## Begin Listing
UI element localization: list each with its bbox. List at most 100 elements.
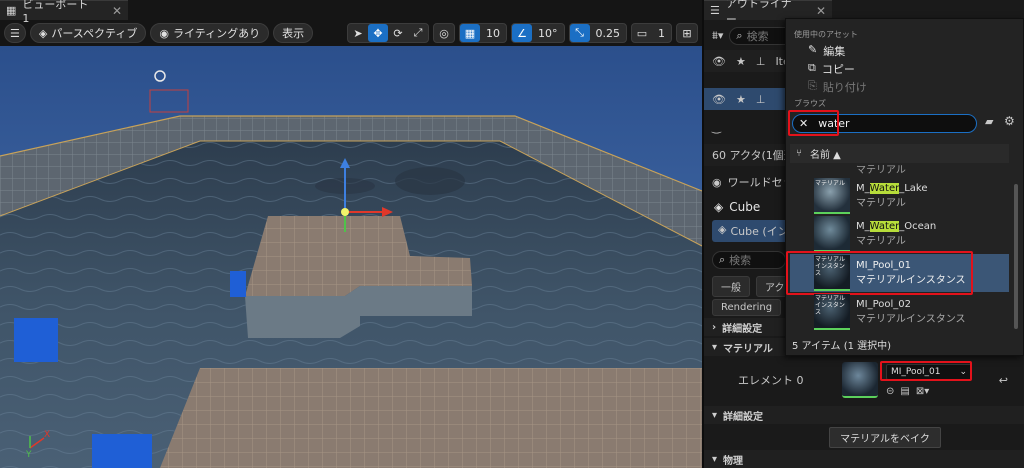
close-icon[interactable]: ✕ <box>816 4 826 18</box>
asset-list-item[interactable]: M_Water_Ocean マテリアル <box>790 215 1009 253</box>
asset-type: マテリアル <box>856 198 906 209</box>
asset-picker-popup: 使用中のアセット ✎ 編集 ⧉ コピー ⎘ 貼り付け ブラウズ ✕ water … <box>785 18 1024 356</box>
thumb-label: マテリアル <box>815 180 845 187</box>
gear-icon[interactable]: ⚙ <box>1004 114 1015 128</box>
asset-type: マテリアルインスタンス <box>856 314 966 325</box>
annotation-highlight-search <box>788 110 839 136</box>
globe-icon: ◉ <box>712 175 722 189</box>
folder-icon[interactable]: ▰ <box>985 115 993 128</box>
filter-icon[interactable]: ⩩▾ <box>712 29 723 43</box>
camera-speed-value: 1 <box>658 26 665 40</box>
axis-y-label: Y <box>26 450 32 460</box>
pin-icon[interactable]: ⊥ <box>756 93 766 106</box>
hamburger-menu-button[interactable]: ☰ <box>4 23 26 43</box>
select-icon[interactable]: ➤ <box>348 24 368 42</box>
annotation-highlight-item <box>786 251 973 295</box>
chevron-down-icon: ▾ <box>712 453 718 465</box>
close-icon[interactable]: ✕ <box>112 4 122 18</box>
3d-scene[interactable]: X Y <box>0 46 702 468</box>
outliner-tab[interactable]: ☰ アウトライナー ✕ <box>704 0 832 26</box>
viewport-toolbar: ☰ ◈ パースペクティブ ◉ ライティングあり 表示 ➤ ✥ ⟳ ⤢ ◎ ▦ 1… <box>0 20 702 46</box>
world-local-toggle[interactable]: ◎ <box>433 23 455 43</box>
show-button[interactable]: 表示 <box>273 23 314 43</box>
browse-folder-icon[interactable]: ▤ <box>900 386 909 397</box>
asset-list-item[interactable]: マテリアル インスタンス MI_Pool_02 マテリアルインスタンス <box>790 293 1009 331</box>
asset-name: MI_Pool_02 <box>856 299 911 310</box>
material-thumbnail[interactable] <box>842 362 878 398</box>
perspective-button[interactable]: ◈ パースペクティブ <box>29 23 147 43</box>
bake-row: マテリアルをベイク <box>704 426 1024 448</box>
annotation-highlight-dropdown <box>880 361 972 381</box>
angle-icon: ∠ <box>512 24 532 42</box>
section-detail-2[interactable]: ▾ 詳細設定 <box>704 406 1024 424</box>
use-selected-icon[interactable]: ⊝ <box>886 386 894 397</box>
layout-button[interactable]: ⊞ <box>676 23 698 43</box>
copy-menu-item[interactable]: ⧉ コピー <box>808 61 855 77</box>
rotation-snap[interactable]: ∠ 10° <box>511 23 565 43</box>
eye-icon[interactable]: 👁 <box>712 93 726 106</box>
details-search-placeholder: 検索 <box>729 254 752 267</box>
camera-speed[interactable]: ▭ 1 <box>631 23 672 43</box>
material-actions: ⊝ ▤ ⊠▾ <box>886 386 972 397</box>
outliner-tab-icon: ☰ <box>710 4 720 17</box>
bake-material-button[interactable]: マテリアルをベイク <box>829 426 941 448</box>
paste-icon: ⎘ <box>808 79 817 92</box>
scale-snap-icon: ⤡ <box>569 24 590 42</box>
cube-icon: ◈ <box>714 200 724 214</box>
filter-rendering-button[interactable]: Rendering <box>712 298 782 316</box>
translate-icon[interactable]: ✥ <box>368 24 388 42</box>
chevron-down-icon: ▾ <box>712 409 718 421</box>
asset-list-item[interactable]: マテリアル M_Water_Lake マテリアル <box>790 177 1009 215</box>
scale-snap[interactable]: ⤡ 0.25 <box>568 23 627 43</box>
hidden-eye-icon[interactable]: ‿ <box>712 121 721 134</box>
grid-snap-value: 10 <box>486 26 500 40</box>
section-physics[interactable]: ▾ 物理 <box>704 450 1024 468</box>
lighting-button[interactable]: ◉ ライティングあり <box>150 23 270 43</box>
details-object-name: Cube <box>729 200 761 214</box>
pencil-icon: ✎ <box>808 43 818 56</box>
star-icon[interactable]: ★ <box>736 55 746 68</box>
world-settings-label: ワールドセッ <box>727 176 794 189</box>
copy-icon: ⧉ <box>808 61 816 74</box>
star-icon[interactable]: ★ <box>736 93 746 106</box>
scale-icon[interactable]: ⤢ <box>408 24 428 42</box>
paste-menu-item[interactable]: ⎘ 貼り付け <box>808 79 867 95</box>
sphere-icon: ◉ <box>159 26 169 40</box>
axis-x-label: X <box>44 430 51 440</box>
asset-name: M_Water_Ocean <box>856 221 937 232</box>
edit-menu-item[interactable]: ✎ 編集 <box>808 43 845 59</box>
edit-label: 編集 <box>823 45 846 58</box>
section-material-label: マテリアル <box>723 343 773 355</box>
transform-tools: ➤ ✥ ⟳ ⤢ <box>347 23 429 43</box>
section-detail2-label: 詳細設定 <box>723 411 764 423</box>
cube-icon: ◈ <box>38 26 48 40</box>
paste-label: 貼り付け <box>822 81 867 94</box>
rotate-icon[interactable]: ⟳ <box>388 24 408 42</box>
asset-type: マテリアル <box>856 236 906 247</box>
viewport-tab[interactable]: ▦ ビューポート1 ✕ <box>0 0 128 25</box>
eye-icon[interactable]: 👁 <box>712 55 726 68</box>
filter-general-button[interactable]: 一般 <box>712 275 750 297</box>
current-asset-header: 使用中のアセット <box>794 30 858 39</box>
layout-icon: ⊞ <box>682 26 692 40</box>
component-selected[interactable]: ◈ Cube (イン <box>712 220 795 242</box>
reset-arrow-icon[interactable]: ↩ <box>999 374 1008 387</box>
pin-icon[interactable]: ⊥ <box>756 55 766 68</box>
actor-count: 60 アクタ(1個選 <box>712 149 795 162</box>
asset-name: M_Water_Lake <box>856 183 928 194</box>
scale-snap-value: 0.25 <box>595 26 621 40</box>
chevron-down-icon: ▾ <box>712 341 718 353</box>
copy-label: コピー <box>821 63 855 76</box>
material-element-row: エレメント 0 MI_Pool_01 ⌄ ⊝ ▤ ⊠▾ ↩ <box>704 358 1024 402</box>
details-search-input[interactable]: ⌕ 検索 <box>712 251 786 269</box>
asset-thumbnail: マテリアル <box>814 178 850 214</box>
browse-header: ブラウズ <box>794 99 826 108</box>
scrollbar[interactable] <box>1014 184 1018 329</box>
scene-render <box>0 46 702 468</box>
camera-icon: ▭ <box>636 26 648 40</box>
cut-off-item-label: マテリアル <box>856 165 906 176</box>
grid-snap[interactable]: ▦ 10 <box>459 23 507 43</box>
search-icon: ⌕ <box>719 253 726 266</box>
options-icon[interactable]: ⊠▾ <box>916 386 929 397</box>
thumb-label: マテリアル インスタンス <box>815 295 845 316</box>
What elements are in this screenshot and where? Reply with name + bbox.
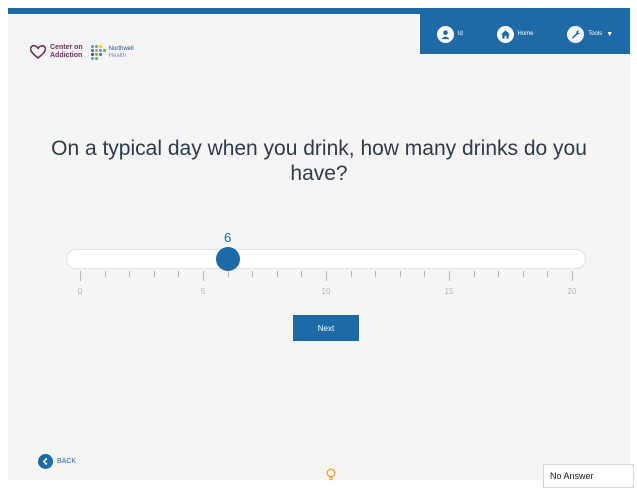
survey-frame: Id Home Tools ▼ Center on Addiction Nort… bbox=[8, 8, 634, 488]
slider-tick bbox=[522, 271, 524, 277]
slider-tick bbox=[473, 271, 475, 277]
slider-tick bbox=[350, 271, 352, 277]
slider-tick bbox=[80, 271, 81, 281]
nav-user[interactable]: Id bbox=[436, 25, 463, 43]
slider-tick bbox=[547, 271, 549, 277]
slider-tick bbox=[399, 271, 401, 277]
slider-tick bbox=[104, 271, 106, 277]
top-nav: Id Home Tools ▼ bbox=[420, 14, 630, 54]
slider-tick bbox=[227, 271, 229, 277]
chevron-left-icon bbox=[38, 454, 53, 469]
slider-tick-label: 15 bbox=[444, 287, 454, 296]
center-on-addiction-logo: Center on Addiction bbox=[30, 44, 83, 60]
slider-track[interactable] bbox=[66, 249, 586, 269]
home-icon bbox=[496, 25, 514, 43]
slider-tick bbox=[326, 271, 327, 281]
slider-tick bbox=[153, 271, 155, 277]
slider-thumb[interactable] bbox=[215, 247, 240, 271]
slider-tick bbox=[449, 271, 450, 281]
no-answer-button[interactable]: No Answer bbox=[543, 464, 634, 488]
coa-line-1: Center on bbox=[50, 44, 83, 51]
coa-line-2: Addiction bbox=[50, 52, 83, 59]
drinks-slider[interactable]: 6 0 5 10 15 20 bbox=[66, 230, 586, 310]
slider-tick-label: 0 bbox=[77, 287, 83, 296]
slider-tick bbox=[129, 271, 131, 277]
northwell-logo: Northwell Health bbox=[90, 44, 134, 60]
northwell-line-1: Northwell bbox=[108, 45, 134, 52]
next-button[interactable]: Next bbox=[293, 315, 359, 341]
slider-value-label: 6 bbox=[223, 230, 232, 245]
nav-user-label: Id bbox=[457, 31, 463, 37]
slider-tick-label: 20 bbox=[567, 287, 577, 296]
logo-area: Center on Addiction Northwell Health bbox=[30, 44, 134, 60]
northwell-line-2: Health bbox=[108, 52, 127, 59]
slider-tick bbox=[375, 271, 377, 277]
slider-tick bbox=[572, 271, 573, 281]
nav-tools[interactable]: Tools ▼ bbox=[567, 25, 614, 43]
question-text: On a typical day when you drink, how man… bbox=[51, 137, 587, 185]
slider-tick bbox=[252, 271, 254, 277]
slider-tick-label: 5 bbox=[200, 287, 206, 296]
slider-tick-label: 10 bbox=[321, 287, 331, 296]
slider-tick bbox=[276, 271, 278, 277]
user-icon bbox=[436, 25, 454, 43]
nav-tools-label: Tools bbox=[588, 31, 603, 37]
nav-home[interactable]: Home bbox=[496, 25, 534, 43]
lightbulb-icon[interactable] bbox=[326, 468, 336, 482]
caret-down-icon: ▼ bbox=[606, 30, 614, 38]
nav-home-label: Home bbox=[517, 31, 534, 37]
slider-tick bbox=[424, 271, 426, 277]
back-button[interactable]: BACK bbox=[38, 454, 76, 469]
back-label: BACK bbox=[57, 458, 77, 465]
wrench-icon bbox=[567, 25, 585, 43]
slider-tick bbox=[301, 271, 303, 277]
heart-icon bbox=[30, 45, 46, 59]
slider-tick bbox=[203, 271, 204, 281]
slider-tick bbox=[498, 271, 500, 277]
northwell-dots-icon bbox=[90, 44, 106, 60]
slider-tick bbox=[178, 271, 180, 277]
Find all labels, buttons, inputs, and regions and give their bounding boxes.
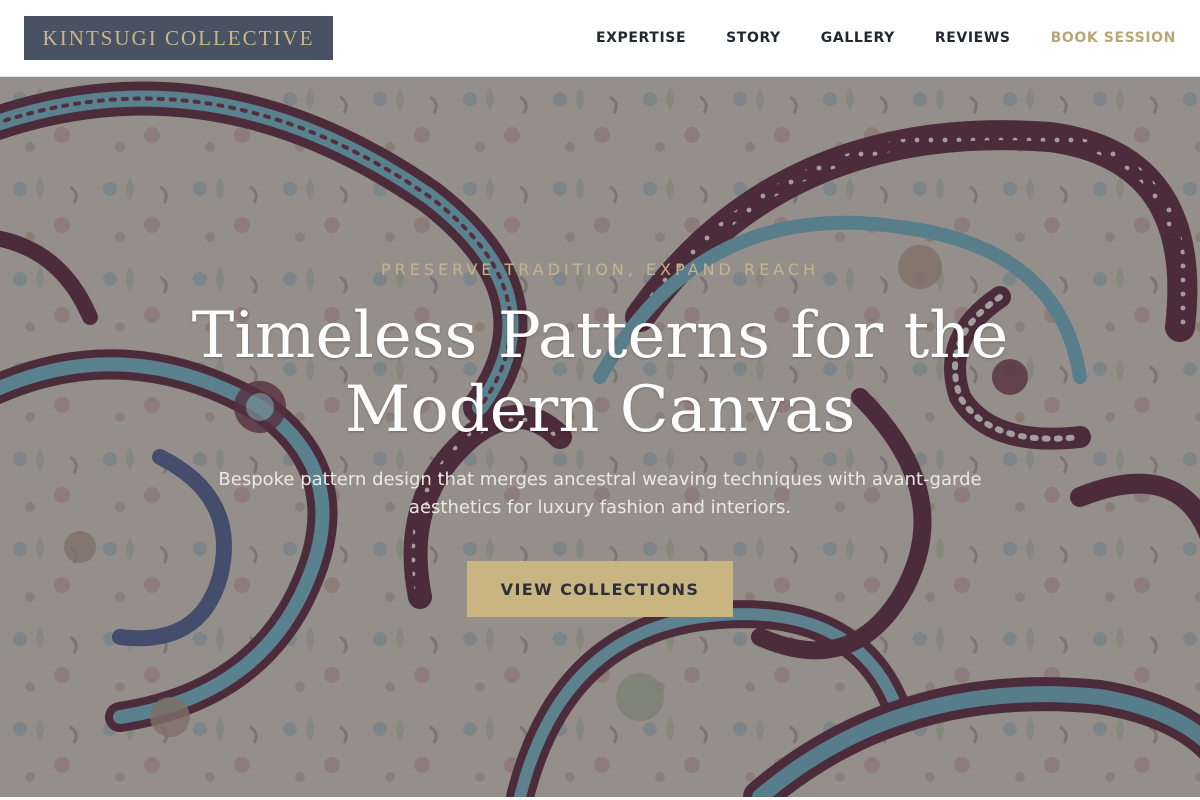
hero-subtitle-line-1: Bespoke pattern design that merges ances… [218,469,982,490]
hero-subtitle: Bespoke pattern design that merges ances… [200,466,1000,522]
nav-gallery[interactable]: GALLERY [821,30,895,46]
hero-eyebrow: PRESERVE TRADITION, EXPAND REACH [380,260,820,279]
brand-logo[interactable]: KINTSUGI COLLECTIVE [24,16,333,60]
hero-headline-line-1: Timeless Patterns for the [191,299,1009,373]
hero-section: PRESERVE TRADITION, EXPAND REACH Timeles… [0,77,1200,797]
hero-headline-line-2: Modern Canvas [344,373,856,447]
main-nav: EXPERTISE STORY GALLERY REVIEWS BOOK SES… [556,30,1176,46]
hero-subtitle-line-2: aesthetics for luxury fashion and interi… [408,497,792,518]
hero-content: PRESERVE TRADITION, EXPAND REACH Timeles… [0,77,1200,797]
nav-expertise[interactable]: EXPERTISE [596,30,686,46]
site-header: KINTSUGI COLLECTIVE EXPERTISE STORY GALL… [0,0,1200,77]
nav-reviews[interactable]: REVIEWS [935,30,1011,46]
view-collections-button[interactable]: VIEW COLLECTIONS [467,561,733,617]
hero-headline: Timeless Patterns for the Modern Canvas [150,299,1050,447]
nav-story[interactable]: STORY [726,30,781,46]
nav-book-session[interactable]: BOOK SESSION [1051,30,1176,46]
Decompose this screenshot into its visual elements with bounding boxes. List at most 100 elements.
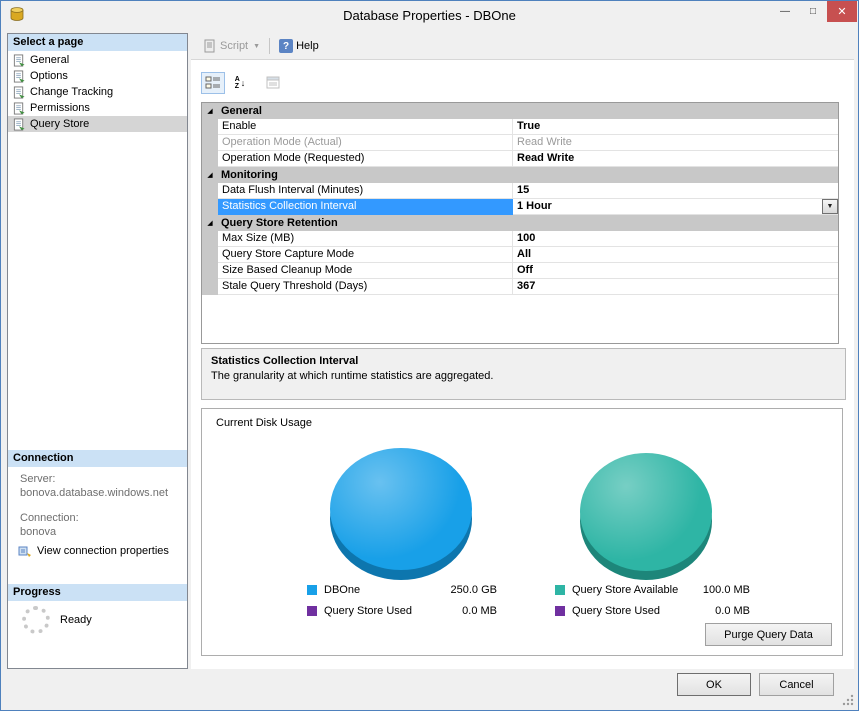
property-label[interactable]: Max Size (MB) [218,231,513,247]
sidebar-item-change-tracking[interactable]: Change Tracking [8,84,187,100]
property-pages-icon [265,75,281,91]
sidebar-item-options[interactable]: Options [8,68,187,84]
grid-row-stale-query-threshold[interactable]: Stale Query Threshold (Days) 367 [202,279,838,295]
collapse-icon[interactable]: ◢ [207,108,212,115]
group-title: Current Disk Usage [216,417,312,429]
dbone-pie-chart [330,448,472,580]
sidebar-item-label: Options [30,70,68,82]
property-value[interactable]: All [513,247,838,263]
legend-item: DBOne 250.0 GB [307,584,497,596]
help-label: Help [296,40,319,52]
description-text: The granularity at which runtime statist… [211,370,836,382]
description-title: Statistics Collection Interval [211,355,836,367]
dialog-window: Database Properties - DBOne — □ ✕ Select… [0,0,859,711]
property-value[interactable]: True [513,119,838,135]
legend-label: Query Store Used [324,605,462,617]
page-icon [12,118,26,131]
page-icon [12,70,26,83]
progress-status: Ready [60,614,92,626]
legend-swatch [307,606,317,616]
property-value: Read Write [513,135,838,151]
property-pages-button[interactable] [261,72,285,94]
current-disk-usage-group: Current Disk Usage DBOne 250.0 GB Query … [201,408,843,656]
sidebar-item-label: General [30,54,69,66]
sidebar-item-permissions[interactable]: Permissions [8,100,187,116]
chevron-down-icon: ▼ [827,199,834,214]
legend-label: DBOne [324,584,451,596]
page-icon [12,86,26,99]
collapse-icon[interactable]: ◢ [207,172,212,179]
grid-category-query-store-retention[interactable]: ◢ Query Store Retention [202,215,838,231]
categorized-button[interactable] [201,72,225,94]
server-value: bonova.database.windows.net [20,487,168,499]
dialog-toolbar: Script ▼ ? Help [191,33,854,59]
view-connection-properties-link[interactable]: View connection properties [18,544,169,558]
property-label[interactable]: Data Flush Interval (Minutes) [218,183,513,199]
grid-row-size-based-cleanup[interactable]: Size Based Cleanup Mode Off [202,263,838,279]
purge-query-data-button[interactable]: Purge Query Data [705,623,832,646]
sidebar: Select a page General Options Change Tra… [7,33,188,669]
help-icon: ? [279,39,293,53]
sidebar-item-query-store[interactable]: Query Store [8,116,187,132]
grid-row-operation-mode-actual[interactable]: Operation Mode (Actual) Read Write [202,135,838,151]
property-label[interactable]: Size Based Cleanup Mode [218,263,513,279]
sidebar-item-label: Query Store [30,118,89,130]
property-value[interactable]: Read Write [513,151,838,167]
maximize-button[interactable]: □ [799,1,827,22]
legend-value: 100.0 MB [703,584,750,596]
property-label[interactable]: Stale Query Threshold (Days) [218,279,513,295]
property-label[interactable]: Query Store Capture Mode [218,247,513,263]
property-value[interactable]: 100 [513,231,838,247]
page-icon [12,54,26,67]
ok-button[interactable]: OK [677,673,751,696]
help-button[interactable]: ? Help [275,37,323,55]
grid-row-data-flush-interval[interactable]: Data Flush Interval (Minutes) 15 [202,183,838,199]
grid-row-operation-mode-requested[interactable]: Operation Mode (Requested) Read Write [202,151,838,167]
property-label[interactable]: Operation Mode (Actual) [218,135,513,151]
connection-properties-icon [18,544,32,558]
property-label[interactable]: Enable [218,119,513,135]
title-bar: Database Properties - DBOne — □ ✕ [1,1,858,31]
legend-value: 0.0 MB [462,605,497,617]
select-a-page-header: Select a page [8,34,187,51]
property-description-pane: Statistics Collection Interval The granu… [201,348,846,400]
property-value[interactable]: 1 Hour ▼ [513,199,838,215]
property-label[interactable]: Operation Mode (Requested) [218,151,513,167]
property-value[interactable]: Off [513,263,838,279]
minimize-button[interactable]: — [771,1,799,22]
close-button[interactable]: ✕ [827,1,857,22]
cancel-button[interactable]: Cancel [759,673,834,696]
legend-item: Query Store Used 0.0 MB [555,605,750,617]
script-icon [203,39,217,53]
legend-swatch [307,585,317,595]
legend-label: Query Store Used [572,605,715,617]
categorized-icon [205,75,221,91]
toolbar-separator [269,38,270,54]
dropdown-button[interactable]: ▼ [822,199,838,214]
category-label: General [218,103,262,119]
legend-swatch [555,585,565,595]
pie-top [330,448,472,570]
page-icon [12,102,26,115]
main-panel: AZ ↓ ◢ General Enable [191,59,854,669]
grid-category-general[interactable]: ◢ General [202,103,838,119]
legend-value: 250.0 GB [451,584,497,596]
collapse-icon[interactable]: ◢ [207,220,212,227]
server-label: Server: [20,473,55,485]
grid-row-enable[interactable]: Enable True [202,119,838,135]
grid-row-statistics-collection-interval[interactable]: Statistics Collection Interval 1 Hour ▼ [202,199,838,215]
resize-grip[interactable] [841,693,855,707]
grid-row-capture-mode[interactable]: Query Store Capture Mode All [202,247,838,263]
grid-category-monitoring[interactable]: ◢ Monitoring [202,167,838,183]
progress-header: Progress [8,584,187,601]
grid-row-max-size[interactable]: Max Size (MB) 100 [202,231,838,247]
script-button[interactable]: Script ▼ [199,37,264,55]
connection-value: bonova [20,526,56,538]
property-value[interactable]: 15 [513,183,838,199]
connection-header: Connection [8,450,187,467]
property-value[interactable]: 367 [513,279,838,295]
sidebar-item-general[interactable]: General [8,52,187,68]
property-label[interactable]: Statistics Collection Interval [218,199,513,215]
alphabetical-sort-button[interactable]: AZ ↓ [228,72,252,94]
property-grid-toolbar: AZ ↓ [201,72,285,94]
## End Listing
- _Problem to work on_
Rewrite the records between the line holding "close-icon[interactable]: ✕ <box>816" and the line holding "annotation-highlight-item <box>786 251", inclusive, changing "asset-type" to "asset-kind" and leaving everything else as it is. Give only those lines.

- _Correct result_
close-icon[interactable]: ✕ <box>816 4 826 18</box>
asset-list-item[interactable]: M_Water_Ocean マテリアル <box>790 215 1009 253</box>
asset-kind: マテリアル <box>856 198 906 209</box>
asset-picker-popup: 使用中のアセット ✎ 編集 ⧉ コピー ⎘ 貼り付け ブラウズ ✕ water … <box>785 18 1024 356</box>
thumb-label: マテリアル <box>815 180 845 187</box>
gear-icon[interactable]: ⚙ <box>1004 114 1015 128</box>
asset-kind: マテリアルインスタンス <box>856 314 966 325</box>
annotation-highlight-search <box>788 110 839 136</box>
globe-icon: ◉ <box>712 175 722 189</box>
folder-icon[interactable]: ▰ <box>985 115 993 128</box>
filter-icon[interactable]: ⩩▾ <box>712 29 723 43</box>
camera-speed-value: 1 <box>658 26 665 40</box>
axis-y-label: Y <box>26 450 32 460</box>
pin-icon[interactable]: ⊥ <box>756 93 766 106</box>
hamburger-menu-button[interactable]: ☰ <box>4 23 26 43</box>
select-icon[interactable]: ➤ <box>348 24 368 42</box>
annotation-highlight-item <box>786 251 973 295</box>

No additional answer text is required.